(Stored data)

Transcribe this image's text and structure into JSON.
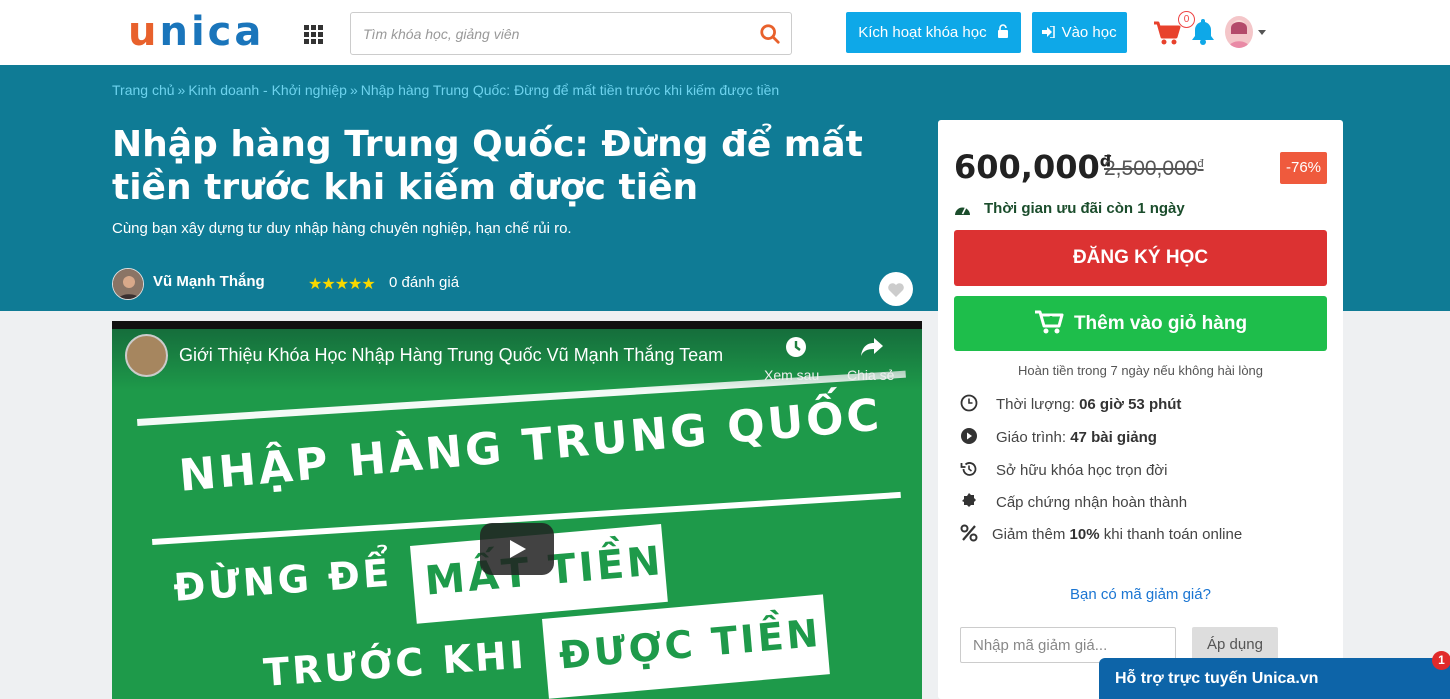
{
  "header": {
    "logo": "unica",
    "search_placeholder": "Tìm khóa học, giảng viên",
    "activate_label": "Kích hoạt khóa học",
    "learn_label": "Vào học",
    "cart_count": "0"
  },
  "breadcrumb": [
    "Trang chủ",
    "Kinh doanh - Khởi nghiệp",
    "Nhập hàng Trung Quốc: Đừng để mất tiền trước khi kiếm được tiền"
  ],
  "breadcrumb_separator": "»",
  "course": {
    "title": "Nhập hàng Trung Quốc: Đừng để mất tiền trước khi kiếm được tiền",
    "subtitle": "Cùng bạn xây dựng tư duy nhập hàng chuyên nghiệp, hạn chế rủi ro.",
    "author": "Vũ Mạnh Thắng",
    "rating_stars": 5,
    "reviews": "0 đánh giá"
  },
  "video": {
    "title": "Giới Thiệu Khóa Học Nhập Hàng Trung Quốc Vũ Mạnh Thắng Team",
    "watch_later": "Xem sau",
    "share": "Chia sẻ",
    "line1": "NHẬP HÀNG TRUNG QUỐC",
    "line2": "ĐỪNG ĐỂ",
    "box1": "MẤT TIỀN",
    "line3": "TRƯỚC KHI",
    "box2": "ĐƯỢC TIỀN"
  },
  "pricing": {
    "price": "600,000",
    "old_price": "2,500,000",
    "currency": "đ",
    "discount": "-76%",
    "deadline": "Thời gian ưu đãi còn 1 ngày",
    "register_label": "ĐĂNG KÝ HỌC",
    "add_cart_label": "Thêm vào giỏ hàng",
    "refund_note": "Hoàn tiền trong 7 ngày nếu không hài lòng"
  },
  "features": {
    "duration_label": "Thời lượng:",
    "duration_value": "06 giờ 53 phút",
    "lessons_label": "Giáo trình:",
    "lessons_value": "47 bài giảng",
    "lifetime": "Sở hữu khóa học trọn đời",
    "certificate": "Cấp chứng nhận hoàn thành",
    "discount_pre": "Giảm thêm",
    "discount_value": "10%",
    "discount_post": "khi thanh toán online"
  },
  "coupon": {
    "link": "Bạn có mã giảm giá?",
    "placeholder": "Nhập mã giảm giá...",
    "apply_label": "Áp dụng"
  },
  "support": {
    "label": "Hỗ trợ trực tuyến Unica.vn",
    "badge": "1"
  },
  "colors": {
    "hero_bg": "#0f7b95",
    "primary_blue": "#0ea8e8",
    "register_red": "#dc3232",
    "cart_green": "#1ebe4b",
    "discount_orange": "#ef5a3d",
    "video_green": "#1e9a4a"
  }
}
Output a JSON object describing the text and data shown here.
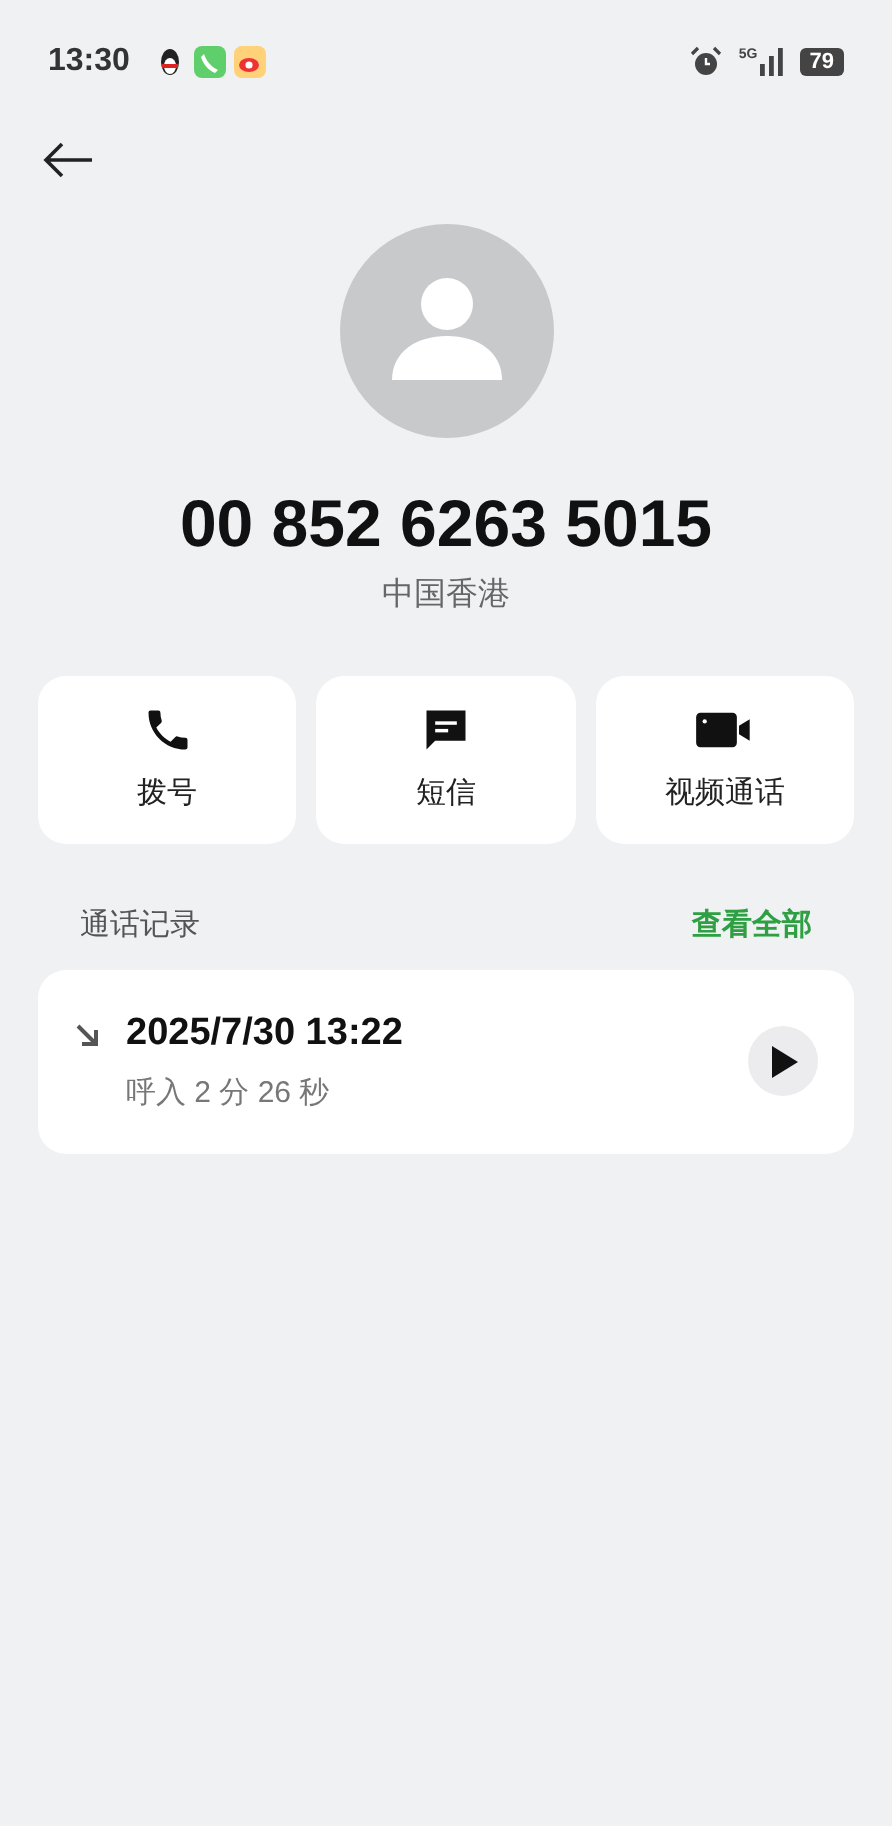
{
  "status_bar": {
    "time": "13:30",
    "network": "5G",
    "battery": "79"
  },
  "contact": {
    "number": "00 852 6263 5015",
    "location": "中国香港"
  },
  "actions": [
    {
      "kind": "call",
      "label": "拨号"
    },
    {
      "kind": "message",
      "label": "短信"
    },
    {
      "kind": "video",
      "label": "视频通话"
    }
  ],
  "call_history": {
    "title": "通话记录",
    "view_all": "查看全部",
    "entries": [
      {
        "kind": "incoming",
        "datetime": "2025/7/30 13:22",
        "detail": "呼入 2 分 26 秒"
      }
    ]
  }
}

==

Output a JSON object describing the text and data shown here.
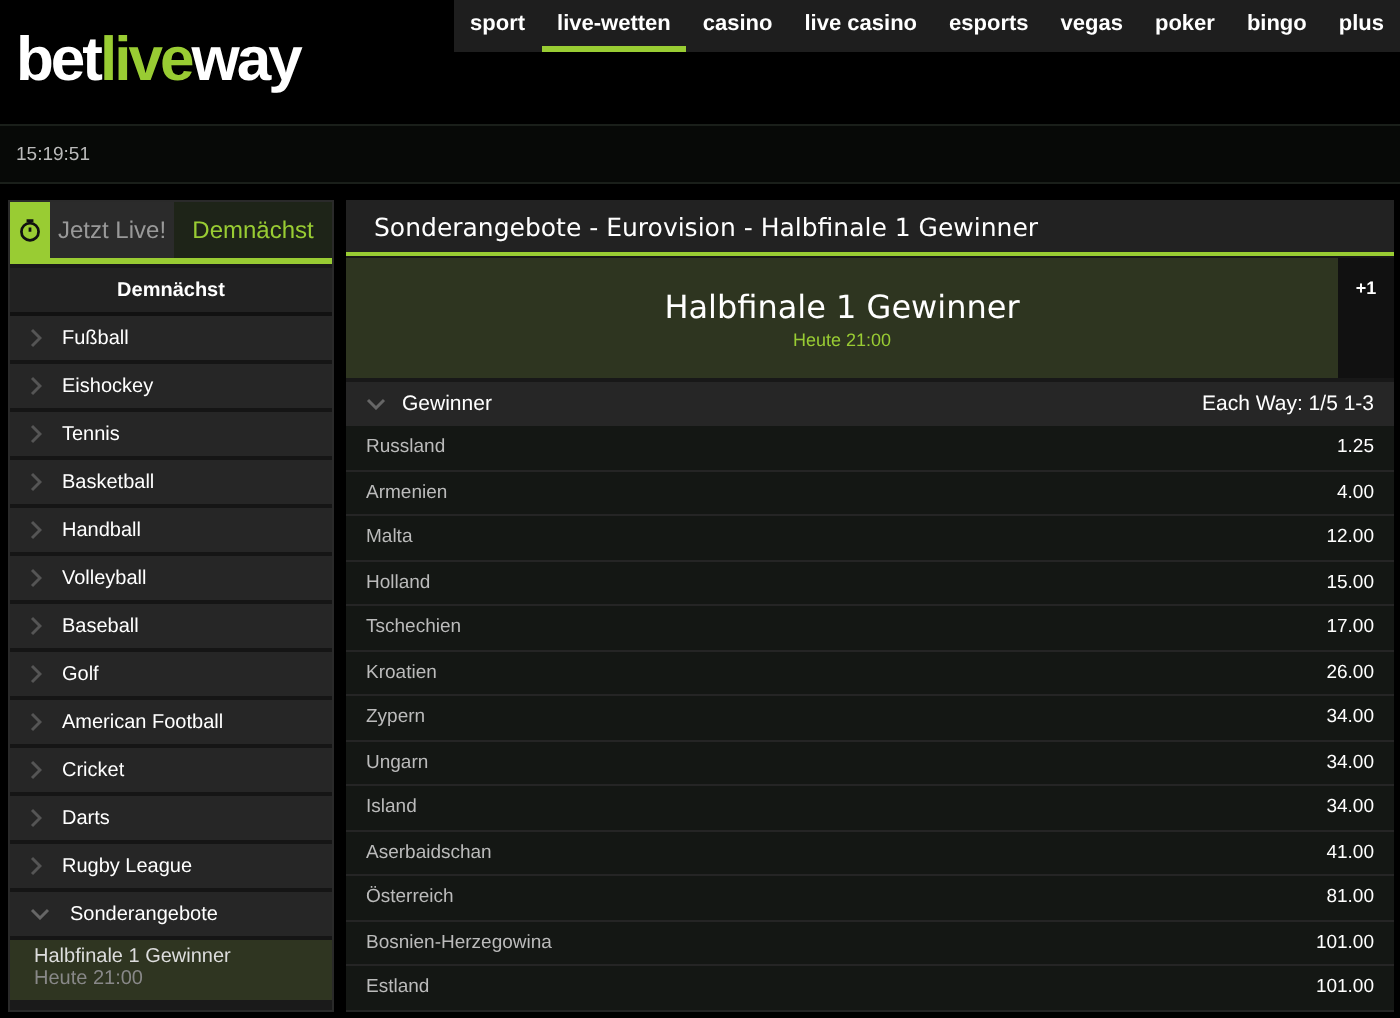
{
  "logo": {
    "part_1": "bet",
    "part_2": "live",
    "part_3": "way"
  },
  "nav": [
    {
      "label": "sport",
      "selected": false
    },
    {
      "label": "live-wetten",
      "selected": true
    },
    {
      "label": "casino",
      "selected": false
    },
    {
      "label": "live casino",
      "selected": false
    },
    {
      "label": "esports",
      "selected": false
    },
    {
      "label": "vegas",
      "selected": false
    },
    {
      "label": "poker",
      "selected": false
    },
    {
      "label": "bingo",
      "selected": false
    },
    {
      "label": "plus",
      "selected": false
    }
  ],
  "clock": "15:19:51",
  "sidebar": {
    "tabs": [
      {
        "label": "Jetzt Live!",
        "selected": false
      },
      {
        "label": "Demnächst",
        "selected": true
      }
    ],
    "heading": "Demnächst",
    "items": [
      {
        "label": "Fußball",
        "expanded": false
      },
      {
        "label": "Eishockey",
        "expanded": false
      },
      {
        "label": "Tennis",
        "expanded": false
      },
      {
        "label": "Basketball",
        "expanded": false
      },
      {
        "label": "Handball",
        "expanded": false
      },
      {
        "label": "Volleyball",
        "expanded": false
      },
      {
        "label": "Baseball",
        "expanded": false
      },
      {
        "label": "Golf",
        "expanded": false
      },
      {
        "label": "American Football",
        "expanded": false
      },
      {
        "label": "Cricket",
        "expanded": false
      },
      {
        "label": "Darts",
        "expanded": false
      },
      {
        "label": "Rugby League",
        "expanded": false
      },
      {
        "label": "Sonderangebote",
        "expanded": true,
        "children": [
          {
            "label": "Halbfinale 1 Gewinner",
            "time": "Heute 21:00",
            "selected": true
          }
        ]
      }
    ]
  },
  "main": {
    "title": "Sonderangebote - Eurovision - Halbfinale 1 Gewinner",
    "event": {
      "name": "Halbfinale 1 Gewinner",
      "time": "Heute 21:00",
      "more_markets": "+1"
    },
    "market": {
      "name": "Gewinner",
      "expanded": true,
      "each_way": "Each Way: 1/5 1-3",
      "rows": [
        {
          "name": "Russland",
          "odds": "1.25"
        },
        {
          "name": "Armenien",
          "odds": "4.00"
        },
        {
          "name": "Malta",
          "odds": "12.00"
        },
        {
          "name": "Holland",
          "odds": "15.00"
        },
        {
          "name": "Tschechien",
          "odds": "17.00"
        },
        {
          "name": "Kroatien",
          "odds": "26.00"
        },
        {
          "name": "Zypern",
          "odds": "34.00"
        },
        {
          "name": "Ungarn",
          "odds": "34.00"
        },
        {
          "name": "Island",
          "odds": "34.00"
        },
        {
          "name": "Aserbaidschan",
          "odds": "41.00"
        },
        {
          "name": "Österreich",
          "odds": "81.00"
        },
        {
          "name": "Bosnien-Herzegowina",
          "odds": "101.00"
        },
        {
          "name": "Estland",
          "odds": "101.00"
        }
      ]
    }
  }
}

### What is required
Your task is to gather every line with the word "kind" and copy it.

### Finished answer
      "kind": "call",
      "kind": "message",
      "kind": "video",
        "kind": "incoming",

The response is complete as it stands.